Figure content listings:
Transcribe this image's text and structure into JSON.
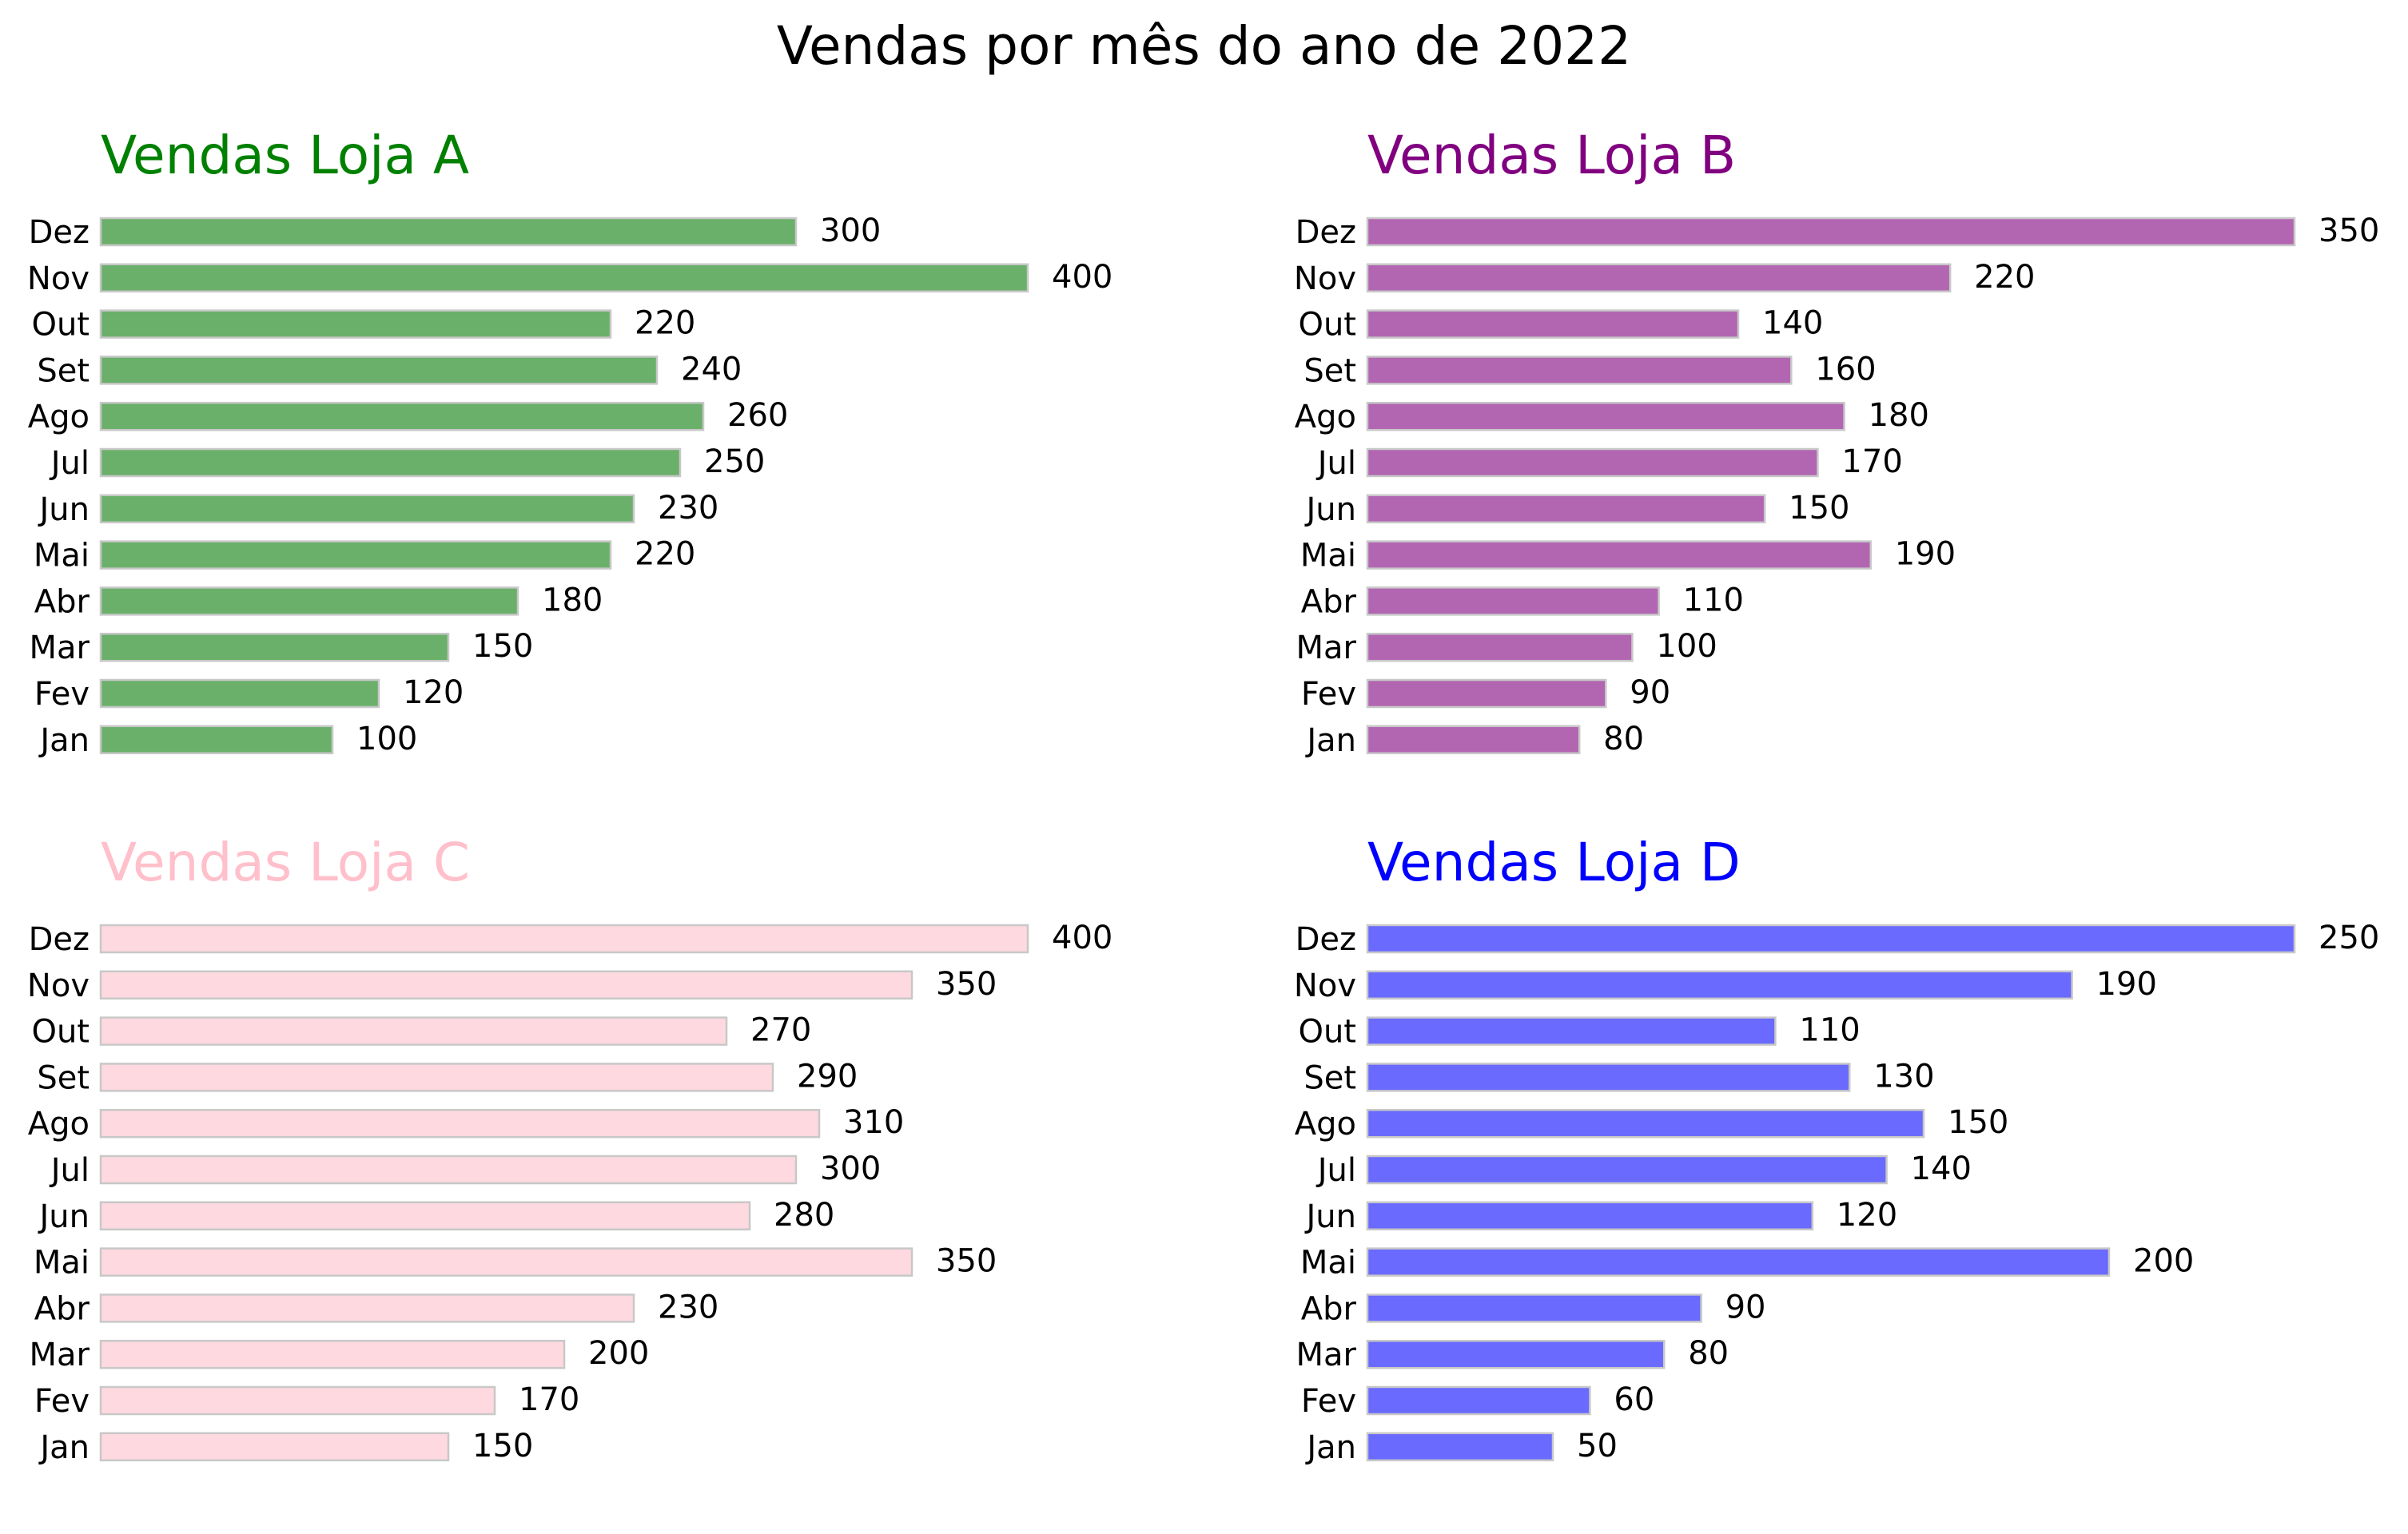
{
  "title": "Vendas por mês do ano de 2022",
  "chart_data": [
    {
      "type": "bar",
      "orientation": "horizontal",
      "title": "Vendas Loja A",
      "title_color": "#008000",
      "bar_color": "#6ab06a",
      "categories": [
        "Jan",
        "Fev",
        "Mar",
        "Abr",
        "Mai",
        "Jun",
        "Jul",
        "Ago",
        "Set",
        "Out",
        "Nov",
        "Dez"
      ],
      "values": [
        100,
        120,
        150,
        180,
        220,
        230,
        250,
        260,
        240,
        220,
        400,
        300
      ],
      "xlim": [
        0,
        400
      ]
    },
    {
      "type": "bar",
      "orientation": "horizontal",
      "title": "Vendas Loja B",
      "title_color": "#800080",
      "bar_color": "#b266b2",
      "categories": [
        "Jan",
        "Fev",
        "Mar",
        "Abr",
        "Mai",
        "Jun",
        "Jul",
        "Ago",
        "Set",
        "Out",
        "Nov",
        "Dez"
      ],
      "values": [
        80,
        90,
        100,
        110,
        190,
        150,
        170,
        180,
        160,
        140,
        220,
        350
      ],
      "xlim": [
        0,
        350
      ]
    },
    {
      "type": "bar",
      "orientation": "horizontal",
      "title": "Vendas Loja C",
      "title_color": "#ffc0cb",
      "bar_color": "#ffd9e0",
      "categories": [
        "Jan",
        "Fev",
        "Mar",
        "Abr",
        "Mai",
        "Jun",
        "Jul",
        "Ago",
        "Set",
        "Out",
        "Nov",
        "Dez"
      ],
      "values": [
        150,
        170,
        200,
        230,
        350,
        280,
        300,
        310,
        290,
        270,
        350,
        400
      ],
      "xlim": [
        0,
        400
      ]
    },
    {
      "type": "bar",
      "orientation": "horizontal",
      "title": "Vendas Loja D",
      "title_color": "#0000ff",
      "bar_color": "#6a6aff",
      "categories": [
        "Jan",
        "Fev",
        "Mar",
        "Abr",
        "Mai",
        "Jun",
        "Jul",
        "Ago",
        "Set",
        "Out",
        "Nov",
        "Dez"
      ],
      "values": [
        50,
        60,
        80,
        90,
        200,
        120,
        140,
        150,
        130,
        110,
        190,
        250
      ],
      "xlim": [
        0,
        250
      ]
    }
  ]
}
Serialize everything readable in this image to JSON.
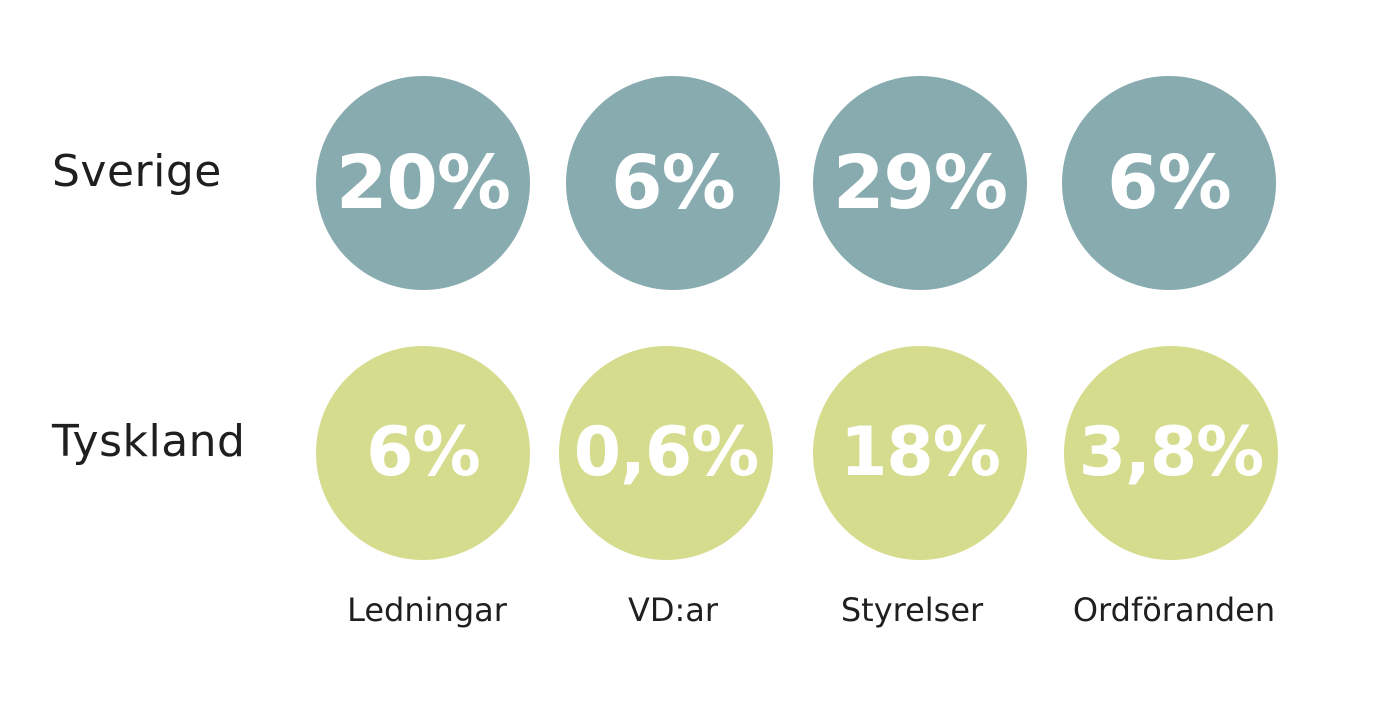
{
  "chart_data": {
    "type": "table",
    "categories": [
      "Ledningar",
      "VD:ar",
      "Styrelser",
      "Ordföranden"
    ],
    "series": [
      {
        "name": "Sverige",
        "color": "#87abaf",
        "labels": [
          "20%",
          "6%",
          "29%",
          "6%"
        ],
        "values": [
          20,
          6,
          29,
          6
        ]
      },
      {
        "name": "Tyskland",
        "color": "#d6dc8e",
        "labels": [
          "6%",
          "0,6%",
          "18%",
          "3,8%"
        ],
        "values": [
          6,
          0.6,
          18,
          3.8
        ]
      }
    ]
  }
}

* **Given request**:
Go through the listing above and write it all out exactly, leaving out any picture.

* **Solution to this exercise**:
Transcribe this image's text and structure into JSON.
{
  "title": "Vendas por mês do ano de 2022",
  "chart_data": [
    {
      "type": "bar",
      "orientation": "horizontal",
      "title": "Vendas Loja A",
      "title_color": "#008000",
      "bar_color": "#6ab06a",
      "categories": [
        "Jan",
        "Fev",
        "Mar",
        "Abr",
        "Mai",
        "Jun",
        "Jul",
        "Ago",
        "Set",
        "Out",
        "Nov",
        "Dez"
      ],
      "values": [
        100,
        120,
        150,
        180,
        220,
        230,
        250,
        260,
        240,
        220,
        400,
        300
      ],
      "xlim": [
        0,
        400
      ]
    },
    {
      "type": "bar",
      "orientation": "horizontal",
      "title": "Vendas Loja B",
      "title_color": "#800080",
      "bar_color": "#b266b2",
      "categories": [
        "Jan",
        "Fev",
        "Mar",
        "Abr",
        "Mai",
        "Jun",
        "Jul",
        "Ago",
        "Set",
        "Out",
        "Nov",
        "Dez"
      ],
      "values": [
        80,
        90,
        100,
        110,
        190,
        150,
        170,
        180,
        160,
        140,
        220,
        350
      ],
      "xlim": [
        0,
        350
      ]
    },
    {
      "type": "bar",
      "orientation": "horizontal",
      "title": "Vendas Loja C",
      "title_color": "#ffc0cb",
      "bar_color": "#ffd9e0",
      "categories": [
        "Jan",
        "Fev",
        "Mar",
        "Abr",
        "Mai",
        "Jun",
        "Jul",
        "Ago",
        "Set",
        "Out",
        "Nov",
        "Dez"
      ],
      "values": [
        150,
        170,
        200,
        230,
        350,
        280,
        300,
        310,
        290,
        270,
        350,
        400
      ],
      "xlim": [
        0,
        400
      ]
    },
    {
      "type": "bar",
      "orientation": "horizontal",
      "title": "Vendas Loja D",
      "title_color": "#0000ff",
      "bar_color": "#6a6aff",
      "categories": [
        "Jan",
        "Fev",
        "Mar",
        "Abr",
        "Mai",
        "Jun",
        "Jul",
        "Ago",
        "Set",
        "Out",
        "Nov",
        "Dez"
      ],
      "values": [
        50,
        60,
        80,
        90,
        200,
        120,
        140,
        150,
        130,
        110,
        190,
        250
      ],
      "xlim": [
        0,
        250
      ]
    }
  ]
}
Serialize everything readable in this image to JSON.
{
  "chart_data": {
    "type": "table",
    "categories": [
      "Ledningar",
      "VD:ar",
      "Styrelser",
      "Ordföranden"
    ],
    "series": [
      {
        "name": "Sverige",
        "color": "#87abaf",
        "labels": [
          "20%",
          "6%",
          "29%",
          "6%"
        ],
        "values": [
          20,
          6,
          29,
          6
        ]
      },
      {
        "name": "Tyskland",
        "color": "#d6dc8e",
        "labels": [
          "6%",
          "0,6%",
          "18%",
          "3,8%"
        ],
        "values": [
          6,
          0.6,
          18,
          3.8
        ]
      }
    ]
  }
}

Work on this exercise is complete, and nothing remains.